> DIRECTIONS
Set the following entries down again exactly, line by line.

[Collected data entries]

.....

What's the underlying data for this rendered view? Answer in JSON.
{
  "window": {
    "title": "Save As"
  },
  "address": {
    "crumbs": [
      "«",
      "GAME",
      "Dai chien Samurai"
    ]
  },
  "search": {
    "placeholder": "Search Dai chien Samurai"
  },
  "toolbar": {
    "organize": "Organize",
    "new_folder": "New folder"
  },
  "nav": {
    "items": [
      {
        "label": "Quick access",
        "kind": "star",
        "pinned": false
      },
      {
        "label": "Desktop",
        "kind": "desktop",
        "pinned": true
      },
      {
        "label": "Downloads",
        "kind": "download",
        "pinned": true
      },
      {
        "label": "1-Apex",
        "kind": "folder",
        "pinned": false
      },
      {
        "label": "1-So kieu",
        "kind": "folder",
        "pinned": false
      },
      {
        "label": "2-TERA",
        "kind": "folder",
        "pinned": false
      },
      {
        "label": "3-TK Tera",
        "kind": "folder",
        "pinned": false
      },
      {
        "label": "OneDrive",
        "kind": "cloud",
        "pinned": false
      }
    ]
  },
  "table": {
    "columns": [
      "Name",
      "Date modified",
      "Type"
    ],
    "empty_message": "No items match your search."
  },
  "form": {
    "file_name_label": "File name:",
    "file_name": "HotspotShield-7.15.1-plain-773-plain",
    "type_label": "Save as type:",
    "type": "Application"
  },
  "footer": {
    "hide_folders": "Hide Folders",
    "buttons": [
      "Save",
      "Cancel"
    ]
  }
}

.....

> SOLVED PROBLEM
What's the underlying data for this rendered view? Answer in JSON.
{
  "window": {
    "title": "Save As"
  },
  "address": {
    "crumbs": [
      "«",
      "GAME",
      "Dai chien Samurai"
    ]
  },
  "search": {
    "placeholder": "Search Dai chien Samurai"
  },
  "toolbar": {
    "organize": "Organize",
    "new_folder": "New folder"
  },
  "nav": {
    "items": [
      {
        "label": "Quick access",
        "kind": "star",
        "pinned": false
      },
      {
        "label": "Desktop",
        "kind": "desktop",
        "pinned": true
      },
      {
        "label": "Downloads",
        "kind": "download",
        "pinned": true
      },
      {
        "label": "1-Apex",
        "kind": "folder",
        "pinned": false
      },
      {
        "label": "1-So kieu",
        "kind": "folder",
        "pinned": false
      },
      {
        "label": "2-TERA",
        "kind": "folder",
        "pinned": false
      },
      {
        "label": "3-TK Tera",
        "kind": "folder",
        "pinned": false
      },
      {
        "label": "OneDrive",
        "kind": "cloud",
        "pinned": false
      }
    ]
  },
  "table": {
    "columns": [
      "Name",
      "Date modified",
      "Type"
    ],
    "empty_message": "No items match your search."
  },
  "form": {
    "file_name_label": "File name:",
    "file_name": "HotspotShield-7.15.1-plain-773-plain",
    "type_label": "Save as type:",
    "type": "Application"
  },
  "footer": {
    "hide_folders": "Hide Folders",
    "buttons": [
      "Save",
      "Cancel"
    ]
  }
}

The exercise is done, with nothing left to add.